● **Your goal**:
Only the pictures are omitted; repeat all other data exactly.

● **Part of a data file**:
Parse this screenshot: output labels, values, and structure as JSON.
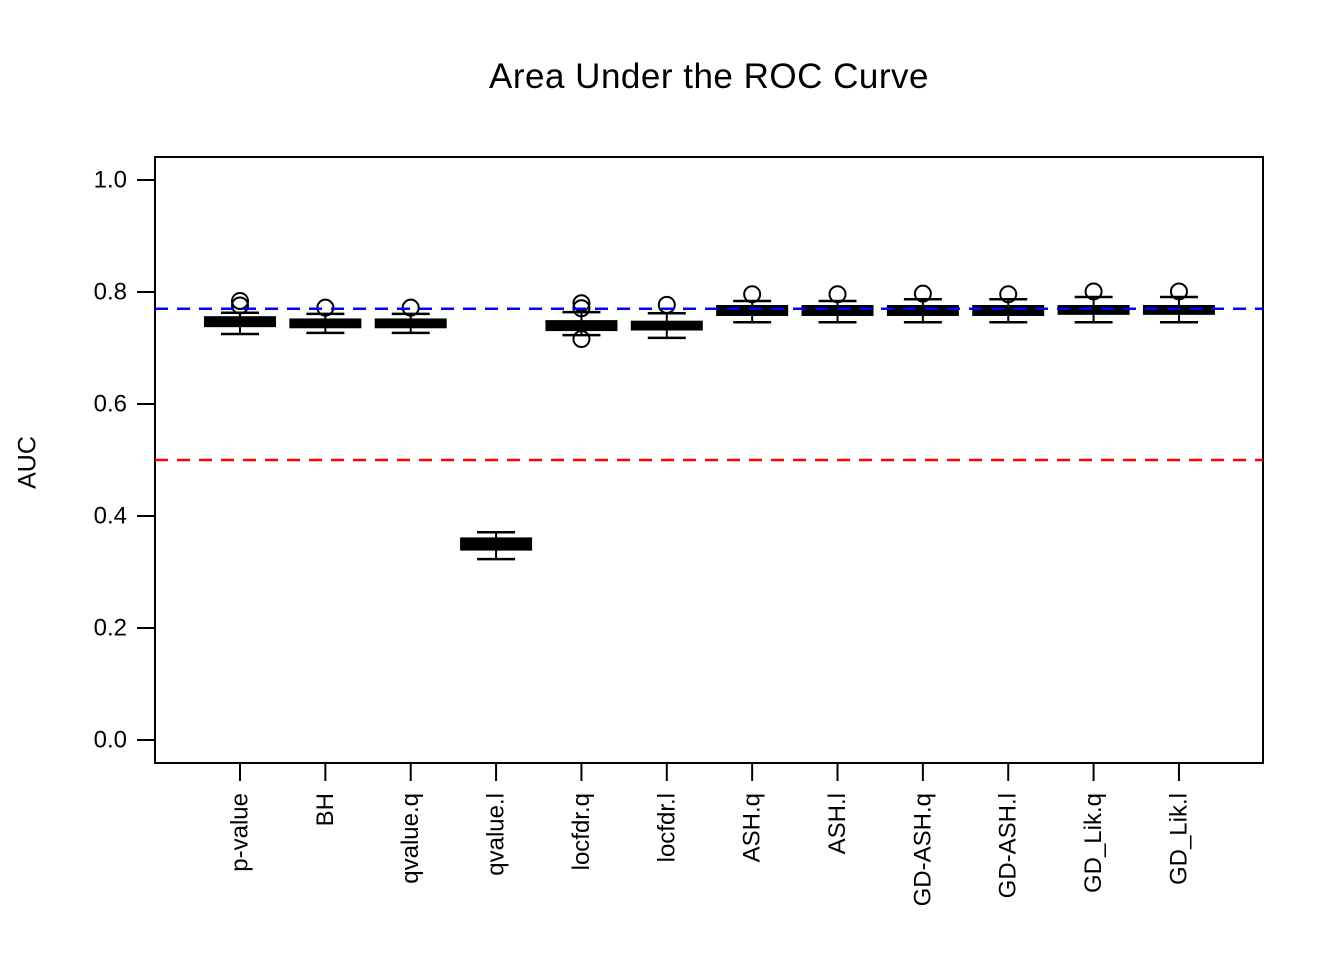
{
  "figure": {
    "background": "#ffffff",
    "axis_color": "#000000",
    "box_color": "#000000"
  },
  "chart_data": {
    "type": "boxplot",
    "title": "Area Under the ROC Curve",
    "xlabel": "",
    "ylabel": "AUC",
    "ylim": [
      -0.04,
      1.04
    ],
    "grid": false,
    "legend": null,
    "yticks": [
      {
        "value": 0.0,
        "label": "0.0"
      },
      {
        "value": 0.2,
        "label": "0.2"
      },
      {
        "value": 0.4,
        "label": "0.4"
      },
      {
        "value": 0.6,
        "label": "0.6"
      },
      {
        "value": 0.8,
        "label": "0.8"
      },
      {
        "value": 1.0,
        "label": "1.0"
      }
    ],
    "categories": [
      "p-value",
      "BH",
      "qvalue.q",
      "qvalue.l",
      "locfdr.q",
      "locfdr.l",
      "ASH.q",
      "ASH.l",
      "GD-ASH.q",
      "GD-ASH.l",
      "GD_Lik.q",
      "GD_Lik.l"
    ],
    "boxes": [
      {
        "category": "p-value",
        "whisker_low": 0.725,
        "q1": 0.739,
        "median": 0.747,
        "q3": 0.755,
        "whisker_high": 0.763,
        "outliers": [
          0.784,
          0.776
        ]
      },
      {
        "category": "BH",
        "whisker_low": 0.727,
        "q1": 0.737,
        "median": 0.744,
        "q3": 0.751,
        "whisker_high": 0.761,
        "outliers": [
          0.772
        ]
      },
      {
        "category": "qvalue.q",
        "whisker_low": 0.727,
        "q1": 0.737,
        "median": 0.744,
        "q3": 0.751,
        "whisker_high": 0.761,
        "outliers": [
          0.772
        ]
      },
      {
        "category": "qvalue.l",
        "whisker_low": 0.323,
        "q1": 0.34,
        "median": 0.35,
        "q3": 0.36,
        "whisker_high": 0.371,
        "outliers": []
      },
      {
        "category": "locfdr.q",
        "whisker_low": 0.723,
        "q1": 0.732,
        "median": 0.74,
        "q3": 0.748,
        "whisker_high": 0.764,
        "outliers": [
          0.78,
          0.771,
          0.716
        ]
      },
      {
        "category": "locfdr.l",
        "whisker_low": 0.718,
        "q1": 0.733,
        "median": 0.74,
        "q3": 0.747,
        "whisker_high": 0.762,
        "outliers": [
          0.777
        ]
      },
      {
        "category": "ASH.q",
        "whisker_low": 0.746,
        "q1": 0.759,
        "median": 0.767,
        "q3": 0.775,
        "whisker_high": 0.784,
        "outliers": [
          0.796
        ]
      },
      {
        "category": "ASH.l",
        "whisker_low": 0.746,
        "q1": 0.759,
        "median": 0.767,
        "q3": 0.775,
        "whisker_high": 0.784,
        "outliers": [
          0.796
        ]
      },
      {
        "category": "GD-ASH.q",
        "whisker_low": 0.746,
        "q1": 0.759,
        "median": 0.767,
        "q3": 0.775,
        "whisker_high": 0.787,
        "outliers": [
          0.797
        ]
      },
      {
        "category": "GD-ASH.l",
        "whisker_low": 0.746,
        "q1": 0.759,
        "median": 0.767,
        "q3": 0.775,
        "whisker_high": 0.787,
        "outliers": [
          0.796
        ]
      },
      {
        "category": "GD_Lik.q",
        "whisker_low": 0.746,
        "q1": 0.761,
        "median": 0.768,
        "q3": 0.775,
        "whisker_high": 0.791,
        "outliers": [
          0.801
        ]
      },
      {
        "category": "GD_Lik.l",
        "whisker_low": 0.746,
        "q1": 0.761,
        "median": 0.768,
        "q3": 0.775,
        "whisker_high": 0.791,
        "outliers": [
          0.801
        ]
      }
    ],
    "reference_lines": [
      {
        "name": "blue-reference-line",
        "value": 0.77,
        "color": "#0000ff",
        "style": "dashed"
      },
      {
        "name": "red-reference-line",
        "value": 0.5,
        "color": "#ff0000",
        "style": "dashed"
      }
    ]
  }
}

● **Result of the task**:
Parse this screenshot: output labels, values, and structure as JSON.
{
  "figure": {
    "background": "#ffffff",
    "axis_color": "#000000",
    "box_color": "#000000"
  },
  "chart_data": {
    "type": "boxplot",
    "title": "Area Under the ROC Curve",
    "xlabel": "",
    "ylabel": "AUC",
    "ylim": [
      -0.04,
      1.04
    ],
    "grid": false,
    "legend": null,
    "yticks": [
      {
        "value": 0.0,
        "label": "0.0"
      },
      {
        "value": 0.2,
        "label": "0.2"
      },
      {
        "value": 0.4,
        "label": "0.4"
      },
      {
        "value": 0.6,
        "label": "0.6"
      },
      {
        "value": 0.8,
        "label": "0.8"
      },
      {
        "value": 1.0,
        "label": "1.0"
      }
    ],
    "categories": [
      "p-value",
      "BH",
      "qvalue.q",
      "qvalue.l",
      "locfdr.q",
      "locfdr.l",
      "ASH.q",
      "ASH.l",
      "GD-ASH.q",
      "GD-ASH.l",
      "GD_Lik.q",
      "GD_Lik.l"
    ],
    "boxes": [
      {
        "category": "p-value",
        "whisker_low": 0.725,
        "q1": 0.739,
        "median": 0.747,
        "q3": 0.755,
        "whisker_high": 0.763,
        "outliers": [
          0.784,
          0.776
        ]
      },
      {
        "category": "BH",
        "whisker_low": 0.727,
        "q1": 0.737,
        "median": 0.744,
        "q3": 0.751,
        "whisker_high": 0.761,
        "outliers": [
          0.772
        ]
      },
      {
        "category": "qvalue.q",
        "whisker_low": 0.727,
        "q1": 0.737,
        "median": 0.744,
        "q3": 0.751,
        "whisker_high": 0.761,
        "outliers": [
          0.772
        ]
      },
      {
        "category": "qvalue.l",
        "whisker_low": 0.323,
        "q1": 0.34,
        "median": 0.35,
        "q3": 0.36,
        "whisker_high": 0.371,
        "outliers": []
      },
      {
        "category": "locfdr.q",
        "whisker_low": 0.723,
        "q1": 0.732,
        "median": 0.74,
        "q3": 0.748,
        "whisker_high": 0.764,
        "outliers": [
          0.78,
          0.771,
          0.716
        ]
      },
      {
        "category": "locfdr.l",
        "whisker_low": 0.718,
        "q1": 0.733,
        "median": 0.74,
        "q3": 0.747,
        "whisker_high": 0.762,
        "outliers": [
          0.777
        ]
      },
      {
        "category": "ASH.q",
        "whisker_low": 0.746,
        "q1": 0.759,
        "median": 0.767,
        "q3": 0.775,
        "whisker_high": 0.784,
        "outliers": [
          0.796
        ]
      },
      {
        "category": "ASH.l",
        "whisker_low": 0.746,
        "q1": 0.759,
        "median": 0.767,
        "q3": 0.775,
        "whisker_high": 0.784,
        "outliers": [
          0.796
        ]
      },
      {
        "category": "GD-ASH.q",
        "whisker_low": 0.746,
        "q1": 0.759,
        "median": 0.767,
        "q3": 0.775,
        "whisker_high": 0.787,
        "outliers": [
          0.797
        ]
      },
      {
        "category": "GD-ASH.l",
        "whisker_low": 0.746,
        "q1": 0.759,
        "median": 0.767,
        "q3": 0.775,
        "whisker_high": 0.787,
        "outliers": [
          0.796
        ]
      },
      {
        "category": "GD_Lik.q",
        "whisker_low": 0.746,
        "q1": 0.761,
        "median": 0.768,
        "q3": 0.775,
        "whisker_high": 0.791,
        "outliers": [
          0.801
        ]
      },
      {
        "category": "GD_Lik.l",
        "whisker_low": 0.746,
        "q1": 0.761,
        "median": 0.768,
        "q3": 0.775,
        "whisker_high": 0.791,
        "outliers": [
          0.801
        ]
      }
    ],
    "reference_lines": [
      {
        "name": "blue-reference-line",
        "value": 0.77,
        "color": "#0000ff",
        "style": "dashed"
      },
      {
        "name": "red-reference-line",
        "value": 0.5,
        "color": "#ff0000",
        "style": "dashed"
      }
    ]
  }
}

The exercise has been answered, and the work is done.